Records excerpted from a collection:
━━━━

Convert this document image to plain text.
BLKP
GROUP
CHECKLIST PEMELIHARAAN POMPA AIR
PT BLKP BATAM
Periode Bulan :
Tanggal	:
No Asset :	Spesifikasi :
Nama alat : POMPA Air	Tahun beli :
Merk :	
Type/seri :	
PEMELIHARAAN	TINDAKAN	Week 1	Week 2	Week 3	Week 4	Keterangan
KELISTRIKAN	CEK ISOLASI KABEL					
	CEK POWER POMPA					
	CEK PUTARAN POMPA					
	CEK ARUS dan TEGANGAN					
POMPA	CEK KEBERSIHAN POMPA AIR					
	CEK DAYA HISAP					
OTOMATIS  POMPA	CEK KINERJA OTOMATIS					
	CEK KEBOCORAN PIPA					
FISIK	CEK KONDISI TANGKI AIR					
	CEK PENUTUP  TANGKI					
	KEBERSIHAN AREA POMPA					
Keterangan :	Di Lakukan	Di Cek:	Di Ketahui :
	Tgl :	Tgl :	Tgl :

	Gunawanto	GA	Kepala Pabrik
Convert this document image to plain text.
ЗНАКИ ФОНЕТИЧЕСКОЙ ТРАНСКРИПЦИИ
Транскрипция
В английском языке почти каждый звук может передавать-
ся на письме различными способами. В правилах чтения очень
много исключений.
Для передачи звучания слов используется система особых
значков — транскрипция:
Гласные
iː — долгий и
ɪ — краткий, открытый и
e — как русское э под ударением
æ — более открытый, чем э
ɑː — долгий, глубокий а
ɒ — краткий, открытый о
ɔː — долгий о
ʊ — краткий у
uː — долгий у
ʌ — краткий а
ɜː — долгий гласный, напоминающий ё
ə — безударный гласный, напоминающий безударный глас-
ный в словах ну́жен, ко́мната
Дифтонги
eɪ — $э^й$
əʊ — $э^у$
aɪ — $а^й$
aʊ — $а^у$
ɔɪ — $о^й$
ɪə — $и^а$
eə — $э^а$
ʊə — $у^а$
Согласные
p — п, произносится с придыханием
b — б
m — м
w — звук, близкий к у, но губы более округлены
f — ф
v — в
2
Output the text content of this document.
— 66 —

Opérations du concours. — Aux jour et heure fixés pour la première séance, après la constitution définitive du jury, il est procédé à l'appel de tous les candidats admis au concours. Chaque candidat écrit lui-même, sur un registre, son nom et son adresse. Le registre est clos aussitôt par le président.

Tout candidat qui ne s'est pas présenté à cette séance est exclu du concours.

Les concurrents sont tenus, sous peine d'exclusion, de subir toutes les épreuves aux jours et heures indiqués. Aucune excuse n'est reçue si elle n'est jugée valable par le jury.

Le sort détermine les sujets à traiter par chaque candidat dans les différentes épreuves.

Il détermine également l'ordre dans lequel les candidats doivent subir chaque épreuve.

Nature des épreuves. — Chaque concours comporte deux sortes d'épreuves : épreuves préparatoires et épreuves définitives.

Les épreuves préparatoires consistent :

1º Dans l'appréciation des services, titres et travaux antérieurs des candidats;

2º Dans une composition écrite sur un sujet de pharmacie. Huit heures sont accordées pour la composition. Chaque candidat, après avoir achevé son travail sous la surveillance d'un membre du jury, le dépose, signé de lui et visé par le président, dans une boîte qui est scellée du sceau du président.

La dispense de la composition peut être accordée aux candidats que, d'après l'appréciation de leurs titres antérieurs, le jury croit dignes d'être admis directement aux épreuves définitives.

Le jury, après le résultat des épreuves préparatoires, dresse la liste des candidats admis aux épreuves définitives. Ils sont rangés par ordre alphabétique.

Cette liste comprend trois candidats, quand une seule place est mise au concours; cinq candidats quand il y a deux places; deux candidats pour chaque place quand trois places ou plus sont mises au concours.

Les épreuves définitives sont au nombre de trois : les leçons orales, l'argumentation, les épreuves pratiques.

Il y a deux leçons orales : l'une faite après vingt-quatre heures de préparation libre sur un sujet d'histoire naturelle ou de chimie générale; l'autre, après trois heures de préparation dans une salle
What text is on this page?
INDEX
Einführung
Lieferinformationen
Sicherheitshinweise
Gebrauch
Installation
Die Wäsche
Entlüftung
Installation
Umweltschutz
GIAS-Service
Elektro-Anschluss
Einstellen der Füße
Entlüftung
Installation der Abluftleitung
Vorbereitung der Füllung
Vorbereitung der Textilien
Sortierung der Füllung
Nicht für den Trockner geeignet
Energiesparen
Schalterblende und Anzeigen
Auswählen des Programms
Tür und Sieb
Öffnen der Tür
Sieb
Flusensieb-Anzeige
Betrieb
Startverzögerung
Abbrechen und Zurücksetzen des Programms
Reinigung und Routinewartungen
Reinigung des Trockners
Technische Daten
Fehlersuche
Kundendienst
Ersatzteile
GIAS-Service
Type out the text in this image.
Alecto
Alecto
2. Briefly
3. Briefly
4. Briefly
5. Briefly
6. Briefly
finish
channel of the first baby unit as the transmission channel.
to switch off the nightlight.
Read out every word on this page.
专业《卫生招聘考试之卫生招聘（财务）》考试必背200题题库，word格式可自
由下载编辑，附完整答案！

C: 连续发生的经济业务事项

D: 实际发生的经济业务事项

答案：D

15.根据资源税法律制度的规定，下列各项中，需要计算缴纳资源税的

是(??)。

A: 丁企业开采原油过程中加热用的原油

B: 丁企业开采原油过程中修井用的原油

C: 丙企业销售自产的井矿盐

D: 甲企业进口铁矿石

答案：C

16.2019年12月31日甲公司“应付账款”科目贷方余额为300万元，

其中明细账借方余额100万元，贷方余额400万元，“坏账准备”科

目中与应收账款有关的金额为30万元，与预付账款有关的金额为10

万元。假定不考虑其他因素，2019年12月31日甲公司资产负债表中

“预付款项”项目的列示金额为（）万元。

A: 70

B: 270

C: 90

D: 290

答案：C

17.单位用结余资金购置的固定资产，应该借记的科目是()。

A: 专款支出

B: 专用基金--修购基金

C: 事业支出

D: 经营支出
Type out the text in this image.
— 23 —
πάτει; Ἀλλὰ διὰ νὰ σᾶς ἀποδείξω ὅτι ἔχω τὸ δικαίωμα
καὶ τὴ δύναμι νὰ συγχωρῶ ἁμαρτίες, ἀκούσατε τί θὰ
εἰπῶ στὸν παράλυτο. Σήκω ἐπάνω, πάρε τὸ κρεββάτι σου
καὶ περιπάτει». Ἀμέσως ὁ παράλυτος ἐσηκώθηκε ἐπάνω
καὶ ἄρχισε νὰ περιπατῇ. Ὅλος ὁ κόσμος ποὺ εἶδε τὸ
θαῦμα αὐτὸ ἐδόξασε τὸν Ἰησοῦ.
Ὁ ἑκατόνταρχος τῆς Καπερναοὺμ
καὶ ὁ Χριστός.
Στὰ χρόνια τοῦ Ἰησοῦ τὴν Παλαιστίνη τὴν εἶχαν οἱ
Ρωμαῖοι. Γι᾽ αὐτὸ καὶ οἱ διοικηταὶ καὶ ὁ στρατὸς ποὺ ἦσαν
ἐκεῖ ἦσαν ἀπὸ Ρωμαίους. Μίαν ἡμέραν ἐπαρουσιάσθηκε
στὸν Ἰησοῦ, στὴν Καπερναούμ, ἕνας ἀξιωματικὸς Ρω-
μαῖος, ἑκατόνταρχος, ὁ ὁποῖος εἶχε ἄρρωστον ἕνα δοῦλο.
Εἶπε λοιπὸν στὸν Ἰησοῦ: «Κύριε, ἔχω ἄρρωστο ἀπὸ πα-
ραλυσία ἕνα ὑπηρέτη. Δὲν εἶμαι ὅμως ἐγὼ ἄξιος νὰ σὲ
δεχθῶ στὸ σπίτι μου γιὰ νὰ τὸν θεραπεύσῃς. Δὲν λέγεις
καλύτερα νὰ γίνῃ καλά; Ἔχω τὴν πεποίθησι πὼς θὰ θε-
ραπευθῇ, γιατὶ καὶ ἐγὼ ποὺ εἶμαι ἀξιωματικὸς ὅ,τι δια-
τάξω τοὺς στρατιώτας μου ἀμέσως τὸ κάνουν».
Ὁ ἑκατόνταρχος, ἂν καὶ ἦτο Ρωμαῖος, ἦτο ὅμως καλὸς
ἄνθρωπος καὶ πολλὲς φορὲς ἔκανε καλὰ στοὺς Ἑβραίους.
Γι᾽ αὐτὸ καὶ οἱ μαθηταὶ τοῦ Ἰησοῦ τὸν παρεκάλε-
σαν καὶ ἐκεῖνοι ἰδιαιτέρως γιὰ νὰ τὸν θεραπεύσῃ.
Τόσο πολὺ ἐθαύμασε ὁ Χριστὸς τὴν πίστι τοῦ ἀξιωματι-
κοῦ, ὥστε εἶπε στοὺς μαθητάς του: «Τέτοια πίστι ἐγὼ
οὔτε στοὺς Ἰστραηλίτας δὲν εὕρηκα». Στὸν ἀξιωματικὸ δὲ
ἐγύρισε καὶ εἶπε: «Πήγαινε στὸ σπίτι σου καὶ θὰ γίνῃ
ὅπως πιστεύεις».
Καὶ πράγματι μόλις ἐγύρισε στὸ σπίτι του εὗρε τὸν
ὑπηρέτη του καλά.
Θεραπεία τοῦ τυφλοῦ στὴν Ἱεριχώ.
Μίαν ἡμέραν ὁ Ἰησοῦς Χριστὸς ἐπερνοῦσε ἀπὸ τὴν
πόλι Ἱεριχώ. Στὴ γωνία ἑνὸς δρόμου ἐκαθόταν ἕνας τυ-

━━━━

• _GIVEN INSTRUCTION_:
Take every line from the data that contains the word "ἕνας".

• _OUTPUT_:
στὸν Ἰησοῦ, στὴν Καπερναούμ, ἕνας ἀξιωματικὸς Ρω-
πόλι Ἱεριχώ. Στὴ γωνία ἑνὸς δρόμου ἐκαθόταν ἕνας τυ-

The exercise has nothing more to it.